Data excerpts
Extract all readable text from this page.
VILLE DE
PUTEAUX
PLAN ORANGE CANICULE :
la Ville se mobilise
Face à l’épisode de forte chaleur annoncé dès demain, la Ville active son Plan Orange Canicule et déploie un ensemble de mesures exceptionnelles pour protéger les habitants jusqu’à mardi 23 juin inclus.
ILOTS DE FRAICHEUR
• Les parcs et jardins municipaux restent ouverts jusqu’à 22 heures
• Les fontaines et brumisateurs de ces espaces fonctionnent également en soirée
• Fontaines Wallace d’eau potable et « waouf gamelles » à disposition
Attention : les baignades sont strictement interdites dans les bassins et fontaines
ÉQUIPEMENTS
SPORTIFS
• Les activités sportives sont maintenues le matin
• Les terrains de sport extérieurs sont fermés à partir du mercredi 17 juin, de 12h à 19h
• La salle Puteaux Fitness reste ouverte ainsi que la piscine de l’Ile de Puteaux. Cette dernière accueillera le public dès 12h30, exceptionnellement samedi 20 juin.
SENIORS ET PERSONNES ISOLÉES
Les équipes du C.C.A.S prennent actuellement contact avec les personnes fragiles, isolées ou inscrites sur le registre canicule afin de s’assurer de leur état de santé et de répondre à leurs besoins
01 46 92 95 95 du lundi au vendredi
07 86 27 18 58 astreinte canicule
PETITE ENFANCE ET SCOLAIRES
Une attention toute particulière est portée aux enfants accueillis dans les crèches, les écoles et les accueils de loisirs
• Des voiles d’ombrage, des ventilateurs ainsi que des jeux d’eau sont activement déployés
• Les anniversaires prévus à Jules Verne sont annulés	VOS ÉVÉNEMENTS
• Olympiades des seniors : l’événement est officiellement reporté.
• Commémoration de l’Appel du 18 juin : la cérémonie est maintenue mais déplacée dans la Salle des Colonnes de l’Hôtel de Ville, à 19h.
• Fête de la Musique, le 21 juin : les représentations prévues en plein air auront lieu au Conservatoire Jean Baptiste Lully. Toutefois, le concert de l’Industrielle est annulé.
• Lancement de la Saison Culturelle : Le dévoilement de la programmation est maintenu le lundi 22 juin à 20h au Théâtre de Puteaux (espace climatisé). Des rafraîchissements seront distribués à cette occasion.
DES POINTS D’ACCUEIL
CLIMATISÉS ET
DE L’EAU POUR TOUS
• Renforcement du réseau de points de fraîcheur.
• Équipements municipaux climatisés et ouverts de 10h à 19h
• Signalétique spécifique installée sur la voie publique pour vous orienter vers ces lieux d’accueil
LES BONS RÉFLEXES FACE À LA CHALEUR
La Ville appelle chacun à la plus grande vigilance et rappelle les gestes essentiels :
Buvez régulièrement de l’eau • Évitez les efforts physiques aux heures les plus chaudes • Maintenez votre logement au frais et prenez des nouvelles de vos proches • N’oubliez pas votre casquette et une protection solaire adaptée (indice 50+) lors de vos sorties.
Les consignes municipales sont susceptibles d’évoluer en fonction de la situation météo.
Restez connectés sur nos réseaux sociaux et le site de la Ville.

### YOUR OBJECTIVE
Print all of the entries again, exactly as written.

### SOLUTION TO THIS PROBLEM
Extract all readable text from this page.
VILLE DE
PUTEAUX
PLAN ORANGE CANICULE :
la Ville se mobilise
Face à l’épisode de forte chaleur annoncé dès demain, la Ville active son Plan Orange Canicule et déploie un ensemble de mesures exceptionnelles pour protéger les habitants jusqu’à mardi 23 juin inclus.
ILOTS DE FRAICHEUR
• Les parcs et jardins municipaux restent ouverts jusqu’à 22 heures
• Les fontaines et brumisateurs de ces espaces fonctionnent également en soirée
• Fontaines Wallace d’eau potable et « waouf gamelles » à disposition
Attention : les baignades sont strictement interdites dans les bassins et fontaines
ÉQUIPEMENTS
SPORTIFS
• Les activités sportives sont maintenues le matin
• Les terrains de sport extérieurs sont fermés à partir du mercredi 17 juin, de 12h à 19h
• La salle Puteaux Fitness reste ouverte ainsi que la piscine de l’Ile de Puteaux. Cette dernière accueillera le public dès 12h30, exceptionnellement samedi 20 juin.
SENIORS ET PERSONNES ISOLÉES
Les équipes du C.C.A.S prennent actuellement contact avec les personnes fragiles, isolées ou inscrites sur le registre canicule afin de s’assurer de leur état de santé et de répondre à leurs besoins
01 46 92 95 95 du lundi au vendredi
07 86 27 18 58 astreinte canicule
PETITE ENFANCE ET SCOLAIRES
Une attention toute particulière est portée aux enfants accueillis dans les crèches, les écoles et les accueils de loisirs
• Des voiles d’ombrage, des ventilateurs ainsi que des jeux d’eau sont activement déployés
• Les anniversaires prévus à Jules Verne sont annulés	VOS ÉVÉNEMENTS
• Olympiades des seniors : l’événement est officiellement reporté.
• Commémoration de l’Appel du 18 juin : la cérémonie est maintenue mais déplacée dans la Salle des Colonnes de l’Hôtel de Ville, à 19h.
• Fête de la Musique, le 21 juin : les représentations prévues en plein air auront lieu au Conservatoire Jean Baptiste Lully. Toutefois, le concert de l’Industrielle est annulé.
• Lancement de la Saison Culturelle : Le dévoilement de la programmation est maintenu le lundi 22 juin à 20h au Théâtre de Puteaux (espace climatisé). Des rafraîchissements seront distribués à cette occasion.
DES POINTS D’ACCUEIL
CLIMATISÉS ET
DE L’EAU POUR TOUS
• Renforcement du réseau de points de fraîcheur.
• Équipements municipaux climatisés et ouverts de 10h à 19h
• Signalétique spécifique installée sur la voie publique pour vous orienter vers ces lieux d’accueil
LES BONS RÉFLEXES FACE À LA CHALEUR
La Ville appelle chacun à la plus grande vigilance et rappelle les gestes essentiels :
Buvez régulièrement de l’eau • Évitez les efforts physiques aux heures les plus chaudes • Maintenez votre logement au frais et prenez des nouvelles de vos proches • N’oubliez pas votre casquette et une protection solaire adaptée (indice 50+) lors de vos sorties.
Les consignes municipales sont susceptibles d’évoluer en fonction de la situation météo.
Restez connectés sur nos réseaux sociaux et le site de la Ville.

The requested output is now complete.